● **What you have to do**
Determine the number of lines in the data that include the word "buoni", and write only that number.

-------

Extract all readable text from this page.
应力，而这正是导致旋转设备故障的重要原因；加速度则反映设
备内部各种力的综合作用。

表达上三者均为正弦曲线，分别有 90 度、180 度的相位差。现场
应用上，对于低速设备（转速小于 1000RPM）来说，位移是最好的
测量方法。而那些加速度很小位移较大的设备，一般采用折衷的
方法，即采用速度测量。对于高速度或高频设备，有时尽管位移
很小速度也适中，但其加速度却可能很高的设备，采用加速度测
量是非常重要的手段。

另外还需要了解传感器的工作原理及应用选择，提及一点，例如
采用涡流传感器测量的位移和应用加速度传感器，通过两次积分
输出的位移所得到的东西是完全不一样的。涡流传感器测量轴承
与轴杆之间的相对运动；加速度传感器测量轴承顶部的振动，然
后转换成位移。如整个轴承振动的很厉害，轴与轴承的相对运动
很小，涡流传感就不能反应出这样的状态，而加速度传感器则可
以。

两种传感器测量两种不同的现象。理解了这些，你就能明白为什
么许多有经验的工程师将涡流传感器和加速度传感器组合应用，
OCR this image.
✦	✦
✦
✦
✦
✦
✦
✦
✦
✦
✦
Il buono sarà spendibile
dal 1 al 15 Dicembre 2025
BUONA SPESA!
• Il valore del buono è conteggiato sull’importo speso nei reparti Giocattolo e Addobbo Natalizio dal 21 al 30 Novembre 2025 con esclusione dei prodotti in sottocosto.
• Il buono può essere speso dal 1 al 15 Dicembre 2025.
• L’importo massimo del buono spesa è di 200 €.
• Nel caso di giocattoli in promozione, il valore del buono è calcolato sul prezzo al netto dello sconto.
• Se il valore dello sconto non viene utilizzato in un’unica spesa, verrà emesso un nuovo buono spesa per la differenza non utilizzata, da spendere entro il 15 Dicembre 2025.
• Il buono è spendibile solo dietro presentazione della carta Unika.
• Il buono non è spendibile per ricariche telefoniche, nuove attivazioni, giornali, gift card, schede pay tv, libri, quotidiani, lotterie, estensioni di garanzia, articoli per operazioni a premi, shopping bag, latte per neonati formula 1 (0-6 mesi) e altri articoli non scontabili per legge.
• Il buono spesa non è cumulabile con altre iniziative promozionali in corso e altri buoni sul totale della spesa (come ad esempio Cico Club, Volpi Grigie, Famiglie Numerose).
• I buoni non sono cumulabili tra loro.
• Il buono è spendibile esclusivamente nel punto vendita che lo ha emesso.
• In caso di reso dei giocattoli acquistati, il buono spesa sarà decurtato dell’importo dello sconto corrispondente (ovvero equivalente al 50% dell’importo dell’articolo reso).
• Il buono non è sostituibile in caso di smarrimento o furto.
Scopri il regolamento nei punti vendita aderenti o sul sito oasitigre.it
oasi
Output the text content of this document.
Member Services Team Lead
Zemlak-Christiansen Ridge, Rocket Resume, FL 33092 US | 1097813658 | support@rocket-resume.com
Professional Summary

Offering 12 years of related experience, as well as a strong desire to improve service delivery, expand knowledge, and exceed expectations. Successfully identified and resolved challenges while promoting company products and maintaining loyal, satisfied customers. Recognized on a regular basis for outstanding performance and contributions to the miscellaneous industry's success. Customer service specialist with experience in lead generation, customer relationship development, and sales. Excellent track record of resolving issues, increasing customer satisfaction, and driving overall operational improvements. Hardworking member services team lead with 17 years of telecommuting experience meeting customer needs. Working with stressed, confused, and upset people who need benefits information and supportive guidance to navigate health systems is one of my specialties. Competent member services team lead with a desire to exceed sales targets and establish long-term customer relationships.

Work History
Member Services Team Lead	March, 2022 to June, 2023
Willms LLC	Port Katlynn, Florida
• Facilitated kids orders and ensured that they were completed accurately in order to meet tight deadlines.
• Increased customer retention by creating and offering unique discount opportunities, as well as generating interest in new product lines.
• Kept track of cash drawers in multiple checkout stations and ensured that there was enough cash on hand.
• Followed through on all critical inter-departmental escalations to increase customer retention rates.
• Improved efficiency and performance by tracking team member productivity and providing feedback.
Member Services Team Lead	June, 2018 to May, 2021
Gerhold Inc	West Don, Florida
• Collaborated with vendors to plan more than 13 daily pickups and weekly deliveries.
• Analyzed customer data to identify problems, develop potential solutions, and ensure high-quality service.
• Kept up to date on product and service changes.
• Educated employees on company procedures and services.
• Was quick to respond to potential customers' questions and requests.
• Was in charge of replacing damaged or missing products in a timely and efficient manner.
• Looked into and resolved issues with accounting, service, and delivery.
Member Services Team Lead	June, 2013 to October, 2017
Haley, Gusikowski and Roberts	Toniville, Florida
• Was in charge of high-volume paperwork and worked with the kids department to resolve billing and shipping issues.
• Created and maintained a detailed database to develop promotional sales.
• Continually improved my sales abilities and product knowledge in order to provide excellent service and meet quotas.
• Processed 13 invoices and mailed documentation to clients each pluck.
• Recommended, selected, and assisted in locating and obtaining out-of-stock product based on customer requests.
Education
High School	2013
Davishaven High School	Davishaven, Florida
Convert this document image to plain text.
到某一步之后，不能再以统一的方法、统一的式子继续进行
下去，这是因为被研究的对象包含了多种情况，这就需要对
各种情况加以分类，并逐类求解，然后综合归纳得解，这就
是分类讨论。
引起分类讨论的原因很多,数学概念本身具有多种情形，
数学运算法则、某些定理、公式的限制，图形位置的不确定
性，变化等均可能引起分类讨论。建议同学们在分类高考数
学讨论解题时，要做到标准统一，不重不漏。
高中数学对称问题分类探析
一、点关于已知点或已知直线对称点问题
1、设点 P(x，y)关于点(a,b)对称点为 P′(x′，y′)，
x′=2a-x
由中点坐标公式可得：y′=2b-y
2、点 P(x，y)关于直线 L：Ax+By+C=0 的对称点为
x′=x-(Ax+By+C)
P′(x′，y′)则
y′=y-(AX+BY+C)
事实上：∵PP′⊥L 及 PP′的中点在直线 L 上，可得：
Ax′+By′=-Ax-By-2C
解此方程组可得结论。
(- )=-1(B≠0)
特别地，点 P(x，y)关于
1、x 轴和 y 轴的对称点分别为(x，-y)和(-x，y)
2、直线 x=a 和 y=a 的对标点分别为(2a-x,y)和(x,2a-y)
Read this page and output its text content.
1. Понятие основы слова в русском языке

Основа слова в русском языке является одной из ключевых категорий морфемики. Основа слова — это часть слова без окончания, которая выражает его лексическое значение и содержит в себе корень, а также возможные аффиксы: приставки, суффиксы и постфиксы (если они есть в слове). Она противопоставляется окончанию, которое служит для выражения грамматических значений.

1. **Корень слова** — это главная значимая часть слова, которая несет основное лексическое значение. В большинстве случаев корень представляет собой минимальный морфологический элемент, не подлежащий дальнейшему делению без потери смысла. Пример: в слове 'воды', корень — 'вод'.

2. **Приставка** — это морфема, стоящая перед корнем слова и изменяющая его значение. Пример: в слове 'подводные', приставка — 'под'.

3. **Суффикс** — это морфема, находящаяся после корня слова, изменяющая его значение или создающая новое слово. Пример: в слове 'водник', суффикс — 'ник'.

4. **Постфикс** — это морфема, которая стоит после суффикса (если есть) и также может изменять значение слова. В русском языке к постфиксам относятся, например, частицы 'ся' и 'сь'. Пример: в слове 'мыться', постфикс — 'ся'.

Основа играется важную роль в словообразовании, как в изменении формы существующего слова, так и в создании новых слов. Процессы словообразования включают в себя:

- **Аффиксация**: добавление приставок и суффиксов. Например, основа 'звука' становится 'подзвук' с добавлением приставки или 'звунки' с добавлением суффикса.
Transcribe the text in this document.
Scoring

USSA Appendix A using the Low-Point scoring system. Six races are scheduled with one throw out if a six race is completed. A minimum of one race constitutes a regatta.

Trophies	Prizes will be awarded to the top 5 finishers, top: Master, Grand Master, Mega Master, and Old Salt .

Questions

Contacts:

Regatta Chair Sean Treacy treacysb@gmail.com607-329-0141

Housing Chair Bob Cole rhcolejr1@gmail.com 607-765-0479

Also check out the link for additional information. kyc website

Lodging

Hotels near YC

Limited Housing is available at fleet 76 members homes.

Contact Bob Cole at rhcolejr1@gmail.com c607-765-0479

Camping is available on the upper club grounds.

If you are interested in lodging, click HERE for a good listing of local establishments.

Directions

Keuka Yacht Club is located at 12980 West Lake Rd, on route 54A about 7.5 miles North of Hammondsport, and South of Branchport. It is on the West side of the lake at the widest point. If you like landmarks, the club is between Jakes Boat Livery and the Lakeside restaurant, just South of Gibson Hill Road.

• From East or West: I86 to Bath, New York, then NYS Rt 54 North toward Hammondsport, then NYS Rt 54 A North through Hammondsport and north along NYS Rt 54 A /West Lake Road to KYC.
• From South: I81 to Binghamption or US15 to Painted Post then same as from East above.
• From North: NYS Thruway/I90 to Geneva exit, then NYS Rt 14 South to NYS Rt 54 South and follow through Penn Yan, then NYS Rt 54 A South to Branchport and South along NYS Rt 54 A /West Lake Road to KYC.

-------

● **Exercise output**
2